▶ _Task to complete_
Repeat each entry word for word. Leave any images out of the copy.

▶ _Data extract_
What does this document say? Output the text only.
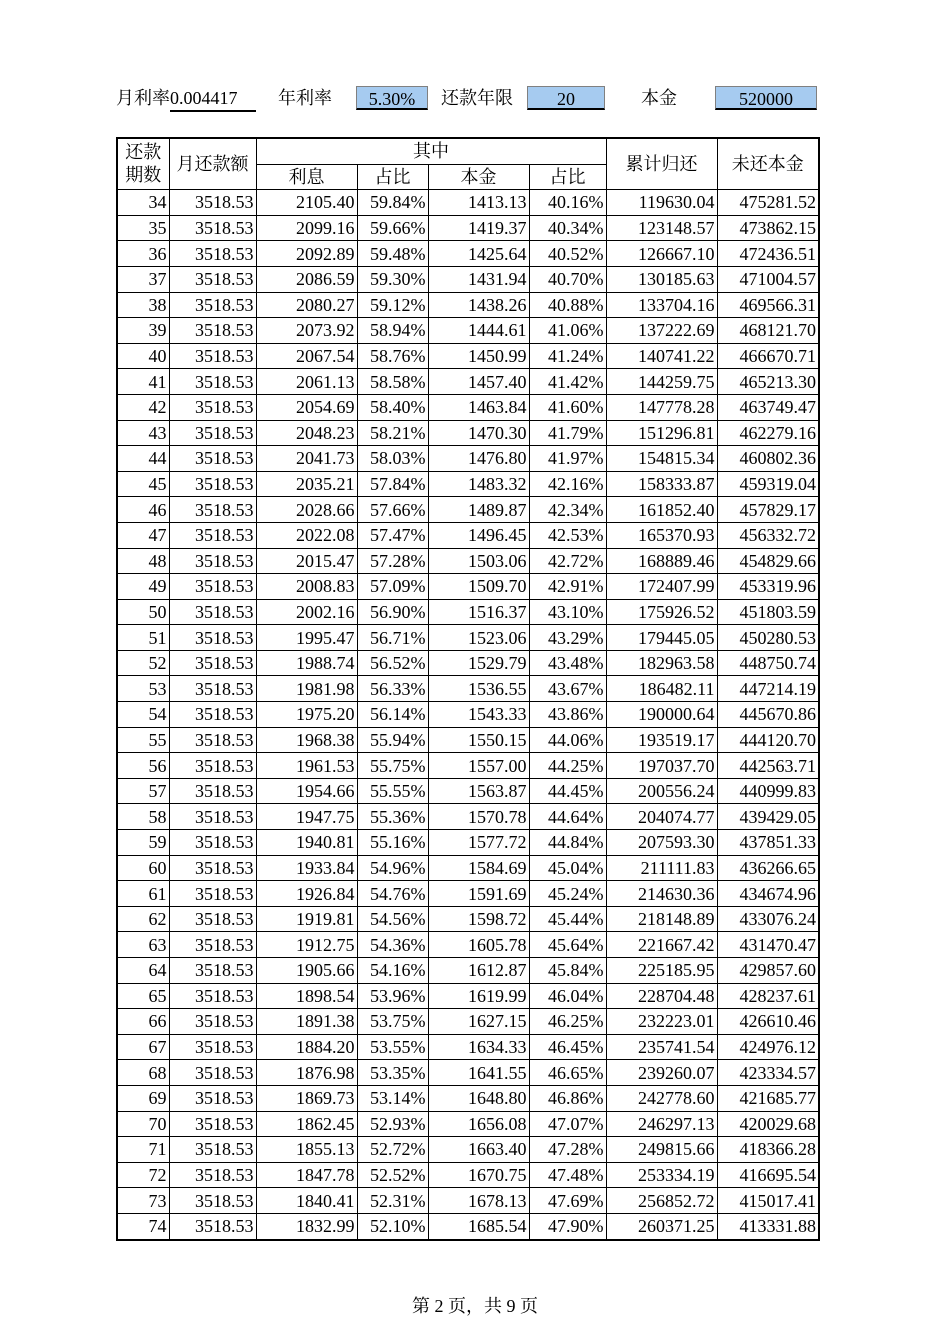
月利率 0.004417	年利率	5.30%	还款年限	20	本金	520000
还款
期数	月还款额	其中				累计归还	未还本金
		利息	占比	本金	占比		
34	3518.53	2105.40	59.84%	1413.13	40.16%	119630.04	475281.52
35	3518.53	2099.16	59.66%	1419.37	40.34%	123148.57	473862.15
36	3518.53	2092.89	59.48%	1425.64	40.52%	126667.10	472436.51
37	3518.53	2086.59	59.30%	1431.94	40.70%	130185.63	471004.57
38	3518.53	2080.27	59.12%	1438.26	40.88%	133704.16	469566.31
39	3518.53	2073.92	58.94%	1444.61	41.06%	137222.69	468121.70
40	3518.53	2067.54	58.76%	1450.99	41.24%	140741.22	466670.71
41	3518.53	2061.13	58.58%	1457.40	41.42%	144259.75	465213.30
42	3518.53	2054.69	58.40%	1463.84	41.60%	147778.28	463749.47
43	3518.53	2048.23	58.21%	1470.30	41.79%	151296.81	462279.16
44	3518.53	2041.73	58.03%	1476.80	41.97%	154815.34	460802.36
45	3518.53	2035.21	57.84%	1483.32	42.16%	158333.87	459319.04
46	3518.53	2028.66	57.66%	1489.87	42.34%	161852.40	457829.17
47	3518.53	2022.08	57.47%	1496.45	42.53%	165370.93	456332.72
48	3518.53	2015.47	57.28%	1503.06	42.72%	168889.46	454829.66
49	3518.53	2008.83	57.09%	1509.70	42.91%	172407.99	453319.96
50	3518.53	2002.16	56.90%	1516.37	43.10%	175926.52	451803.59
51	3518.53	1995.47	56.71%	1523.06	43.29%	179445.05	450280.53
52	3518.53	1988.74	56.52%	1529.79	43.48%	182963.58	448750.74
53	3518.53	1981.98	56.33%	1536.55	43.67%	186482.11	447214.19
54	3518.53	1975.20	56.14%	1543.33	43.86%	190000.64	445670.86
55	3518.53	1968.38	55.94%	1550.15	44.06%	193519.17	444120.70
56	3518.53	1961.53	55.75%	1557.00	44.25%	197037.70	442563.71
57	3518.53	1954.66	55.55%	1563.87	44.45%	200556.24	440999.83
58	3518.53	1947.75	55.36%	1570.78	44.64%	204074.77	439429.05
59	3518.53	1940.81	55.16%	1577.72	44.84%	207593.30	437851.33
60	3518.53	1933.84	54.96%	1584.69	45.04%	211111.83	436266.65
61	3518.53	1926.84	54.76%	1591.69	45.24%	214630.36	434674.96
62	3518.53	1919.81	54.56%	1598.72	45.44%	218148.89	433076.24
63	3518.53	1912.75	54.36%	1605.78	45.64%	221667.42	431470.47
64	3518.53	1905.66	54.16%	1612.87	45.84%	225185.95	429857.60
65	3518.53	1898.54	53.96%	1619.99	46.04%	228704.48	428237.61
66	3518.53	1891.38	53.75%	1627.15	46.25%	232223.01	426610.46
67	3518.53	1884.20	53.55%	1634.33	46.45%	235741.54	424976.12
68	3518.53	1876.98	53.35%	1641.55	46.65%	239260.07	423334.57
69	3518.53	1869.73	53.14%	1648.80	46.86%	242778.60	421685.77
70	3518.53	1862.45	52.93%	1656.08	47.07%	246297.13	420029.68
71	3518.53	1855.13	52.72%	1663.40	47.28%	249815.66	418366.28
72	3518.53	1847.78	52.52%	1670.75	47.48%	253334.19	416695.54
73	3518.53	1840.41	52.31%	1678.13	47.69%	256852.72	415017.41
74	3518.53	1832.99	52.10%	1685.54	47.90%	260371.25	413331.88
第 2 页，共 9 页
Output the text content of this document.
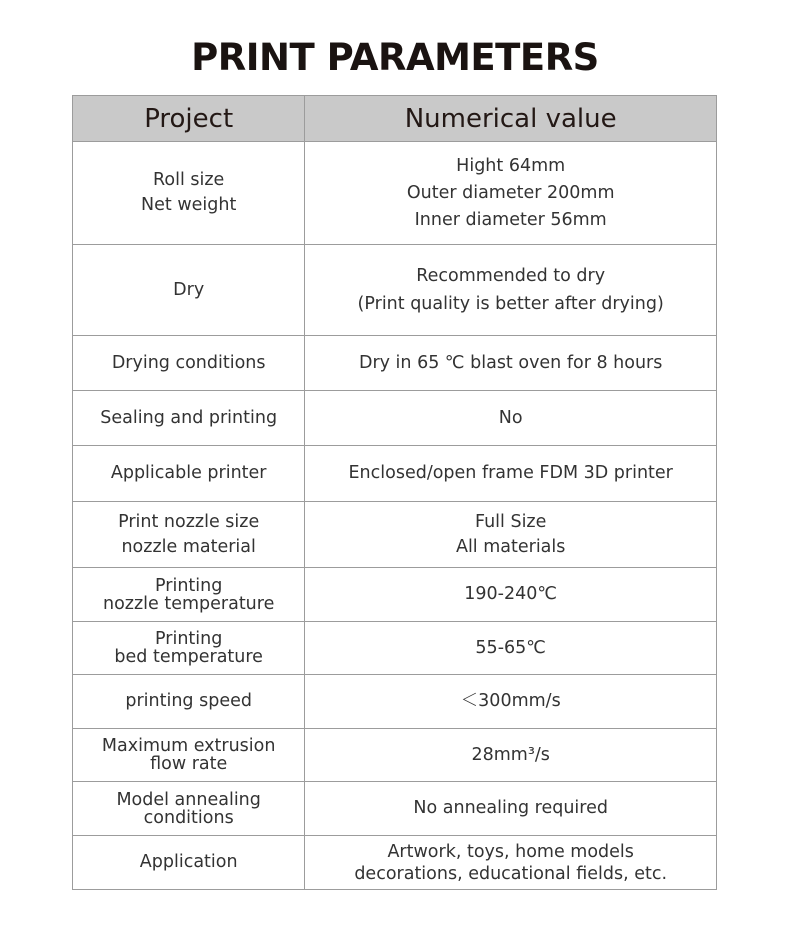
PRINT PARAMETERS
Project	Numerical value

Roll size
Net weight	Hight 64mm
Outer diameter 200mm
Inner diameter 56mm

Dry	Recommended to dry
(Print quality is better after drying)

Drying conditions	Dry in 65 ℃ blast oven for 8 hours

Sealing and printing	No

Applicable printer	Enclosed/open frame FDM 3D printer

Print nozzle size
nozzle material	Full Size
All materials

Printing
nozzle temperature	190-240℃

Printing
bed temperature	55-65℃

printing speed	＜300mm/s

Maximum extrusion
flow rate	28mm³/s

Model annealing
conditions	No annealing required

Application	Artwork, toys, home models
decorations, educational fields, etc.
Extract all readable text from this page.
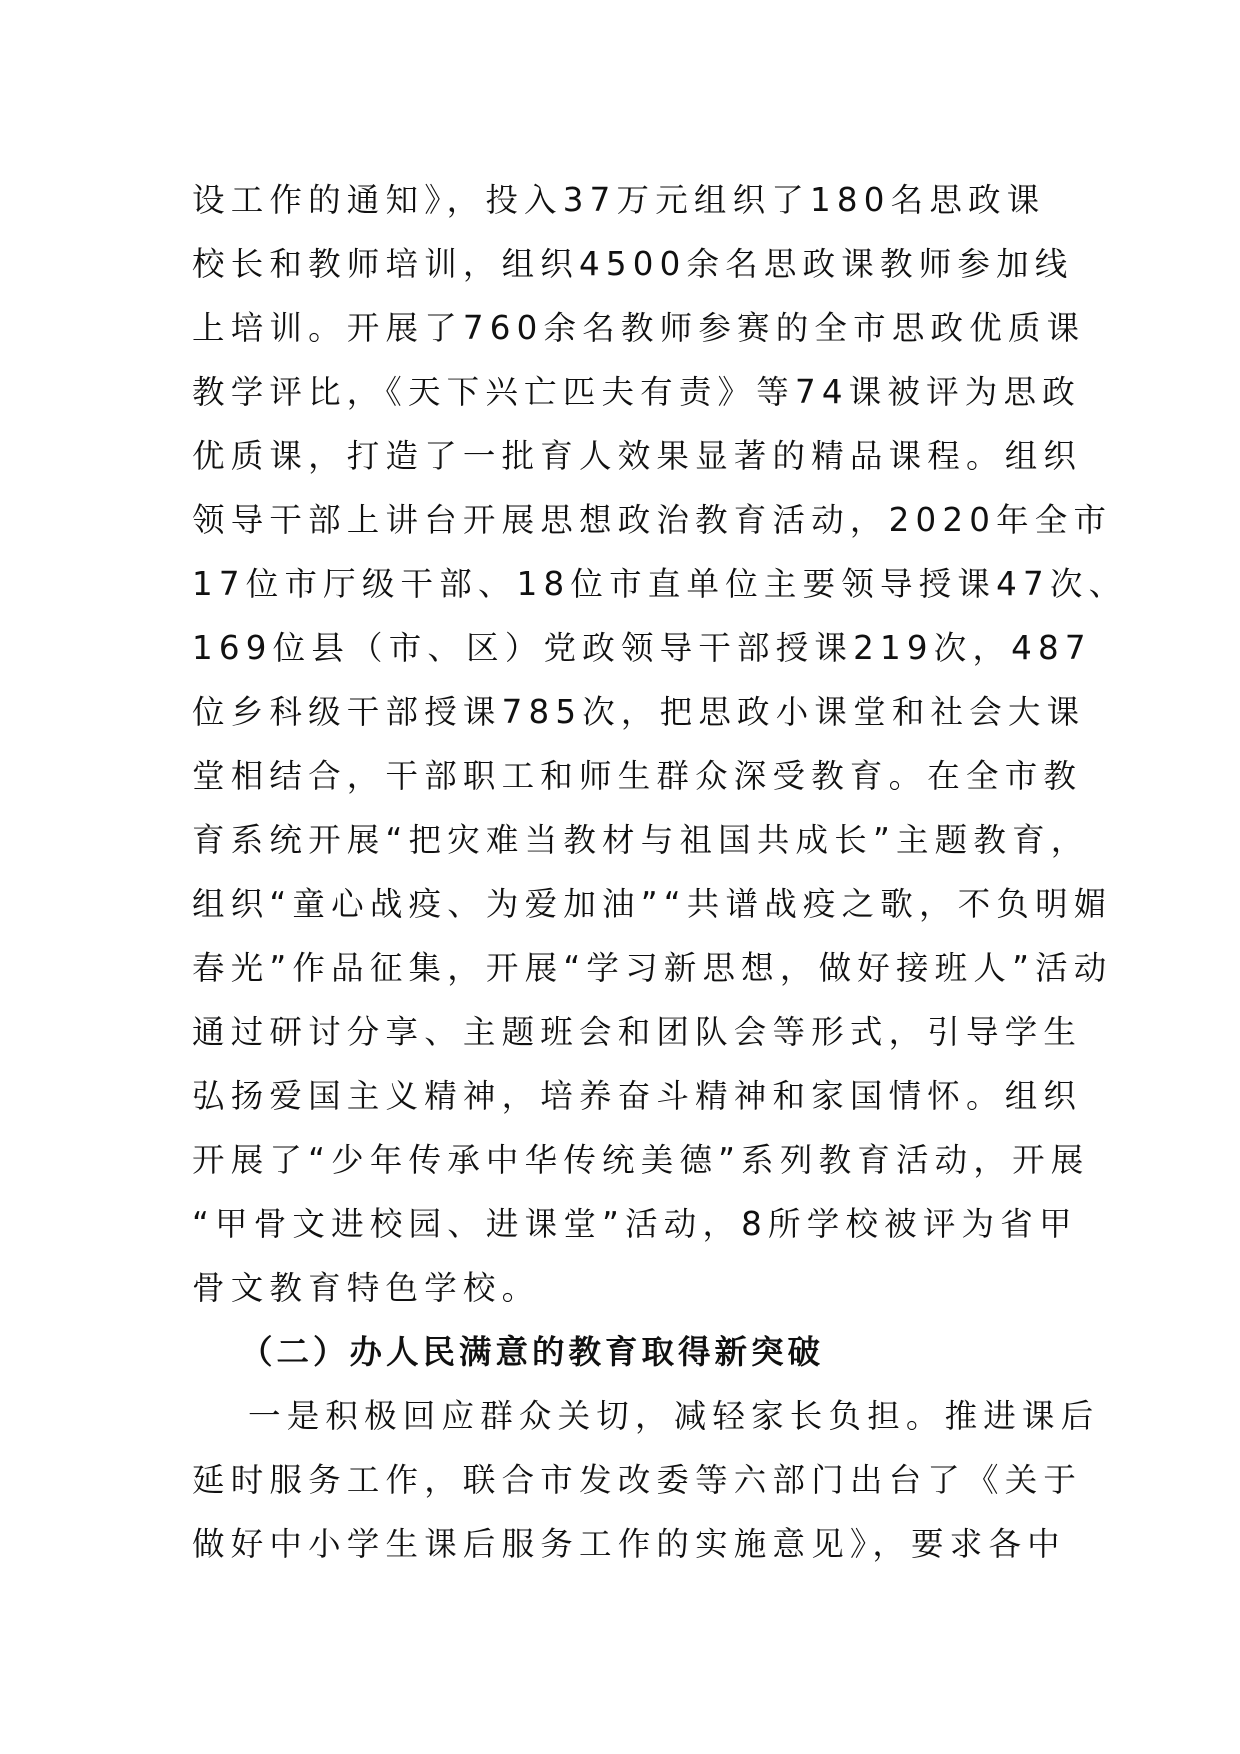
设工作的通知》，投入37万元组织了180名思政课
校长和教师培训，组织4500余名思政课教师参加线
上培训。开展了760余名教师参赛的全市思政优质课
教学评比，《天下兴亡匹夫有责》等74课被评为思政
优质课，打造了一批育人效果显著的精品课程。组织
领导干部上讲台开展思想政治教育活动，2020年全市
17位市厅级干部、18位市直单位主要领导授课47次、
169位县（市、区）党政领导干部授课219次，487
位乡科级干部授课785次，把思政小课堂和社会大课
堂相结合，干部职工和师生群众深受教育。在全市教
育系统开展“把灾难当教材与祖国共成长”主题教育，
组织“童心战疫、为爱加油”“共谱战疫之歌，不负明媚
春光”作品征集，开展“学习新思想，做好接班人”活动
通过研讨分享、主题班会和团队会等形式，引导学生
弘扬爱国主义精神，培养奋斗精神和家国情怀。组织
开展了“少年传承中华传统美德”系列教育活动，开展
“甲骨文进校园、进课堂”活动，8所学校被评为省甲
骨文教育特色学校。
（二）办人民满意的教育取得新突破
一是积极回应群众关切，减轻家长负担。推进课后
延时服务工作，联合市发改委等六部门出台了《关于
做好中小学生课后服务工作的实施意见》，要求各中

▶ _Solution to this exercise_
What does this document say? Output the text only.
月利率 0.004417	年利率	5.30%	还款年限	20	本金	520000
还款
期数	月还款额	其中				累计归还	未还本金
		利息	占比	本金	占比		
34	3518.53	2105.40	59.84%	1413.13	40.16%	119630.04	475281.52
35	3518.53	2099.16	59.66%	1419.37	40.34%	123148.57	473862.15
36	3518.53	2092.89	59.48%	1425.64	40.52%	126667.10	472436.51
37	3518.53	2086.59	59.30%	1431.94	40.70%	130185.63	471004.57
38	3518.53	2080.27	59.12%	1438.26	40.88%	133704.16	469566.31
39	3518.53	2073.92	58.94%	1444.61	41.06%	137222.69	468121.70
40	3518.53	2067.54	58.76%	1450.99	41.24%	140741.22	466670.71
41	3518.53	2061.13	58.58%	1457.40	41.42%	144259.75	465213.30
42	3518.53	2054.69	58.40%	1463.84	41.60%	147778.28	463749.47
43	3518.53	2048.23	58.21%	1470.30	41.79%	151296.81	462279.16
44	3518.53	2041.73	58.03%	1476.80	41.97%	154815.34	460802.36
45	3518.53	2035.21	57.84%	1483.32	42.16%	158333.87	459319.04
46	3518.53	2028.66	57.66%	1489.87	42.34%	161852.40	457829.17
47	3518.53	2022.08	57.47%	1496.45	42.53%	165370.93	456332.72
48	3518.53	2015.47	57.28%	1503.06	42.72%	168889.46	454829.66
49	3518.53	2008.83	57.09%	1509.70	42.91%	172407.99	453319.96
50	3518.53	2002.16	56.90%	1516.37	43.10%	175926.52	451803.59
51	3518.53	1995.47	56.71%	1523.06	43.29%	179445.05	450280.53
52	3518.53	1988.74	56.52%	1529.79	43.48%	182963.58	448750.74
53	3518.53	1981.98	56.33%	1536.55	43.67%	186482.11	447214.19
54	3518.53	1975.20	56.14%	1543.33	43.86%	190000.64	445670.86
55	3518.53	1968.38	55.94%	1550.15	44.06%	193519.17	444120.70
56	3518.53	1961.53	55.75%	1557.00	44.25%	197037.70	442563.71
57	3518.53	1954.66	55.55%	1563.87	44.45%	200556.24	440999.83
58	3518.53	1947.75	55.36%	1570.78	44.64%	204074.77	439429.05
59	3518.53	1940.81	55.16%	1577.72	44.84%	207593.30	437851.33
60	3518.53	1933.84	54.96%	1584.69	45.04%	211111.83	436266.65
61	3518.53	1926.84	54.76%	1591.69	45.24%	214630.36	434674.96
62	3518.53	1919.81	54.56%	1598.72	45.44%	218148.89	433076.24
63	3518.53	1912.75	54.36%	1605.78	45.64%	221667.42	431470.47
64	3518.53	1905.66	54.16%	1612.87	45.84%	225185.95	429857.60
65	3518.53	1898.54	53.96%	1619.99	46.04%	228704.48	428237.61
66	3518.53	1891.38	53.75%	1627.15	46.25%	232223.01	426610.46
67	3518.53	1884.20	53.55%	1634.33	46.45%	235741.54	424976.12
68	3518.53	1876.98	53.35%	1641.55	46.65%	239260.07	423334.57
69	3518.53	1869.73	53.14%	1648.80	46.86%	242778.60	421685.77
70	3518.53	1862.45	52.93%	1656.08	47.07%	246297.13	420029.68
71	3518.53	1855.13	52.72%	1663.40	47.28%	249815.66	418366.28
72	3518.53	1847.78	52.52%	1670.75	47.48%	253334.19	416695.54
73	3518.53	1840.41	52.31%	1678.13	47.69%	256852.72	415017.41
74	3518.53	1832.99	52.10%	1685.54	47.90%	260371.25	413331.88
第 2 页，共 9 页
Output the text content of this document.
PRINT PARAMETERS
Project	Numerical value

Roll size
Net weight	Hight 64mm
Outer diameter 200mm
Inner diameter 56mm

Dry	Recommended to dry
(Print quality is better after drying)

Drying conditions	Dry in 65 ℃ blast oven for 8 hours

Sealing and printing	No

Applicable printer	Enclosed/open frame FDM 3D printer

Print nozzle size
nozzle material	Full Size
All materials

Printing
nozzle temperature	190-240℃

Printing
bed temperature	55-65℃

printing speed	＜300mm/s

Maximum extrusion
flow rate	28mm³/s

Model annealing
conditions	No annealing required

Application	Artwork, toys, home models
decorations, educational fields, etc.
Extract all readable text from this page.
设工作的通知》，投入37万元组织了180名思政课
校长和教师培训，组织4500余名思政课教师参加线
上培训。开展了760余名教师参赛的全市思政优质课
教学评比，《天下兴亡匹夫有责》等74课被评为思政
优质课，打造了一批育人效果显著的精品课程。组织
领导干部上讲台开展思想政治教育活动，2020年全市
17位市厅级干部、18位市直单位主要领导授课47次、
169位县（市、区）党政领导干部授课219次，487
位乡科级干部授课785次，把思政小课堂和社会大课
堂相结合，干部职工和师生群众深受教育。在全市教
育系统开展“把灾难当教材与祖国共成长”主题教育，
组织“童心战疫、为爱加油”“共谱战疫之歌，不负明媚
春光”作品征集，开展“学习新思想，做好接班人”活动
通过研讨分享、主题班会和团队会等形式，引导学生
弘扬爱国主义精神，培养奋斗精神和家国情怀。组织
开展了“少年传承中华传统美德”系列教育活动，开展
“甲骨文进校园、进课堂”活动，8所学校被评为省甲
骨文教育特色学校。
（二）办人民满意的教育取得新突破
一是积极回应群众关切，减轻家长负担。推进课后
延时服务工作，联合市发改委等六部门出台了《关于
做好中小学生课后服务工作的实施意见》，要求各中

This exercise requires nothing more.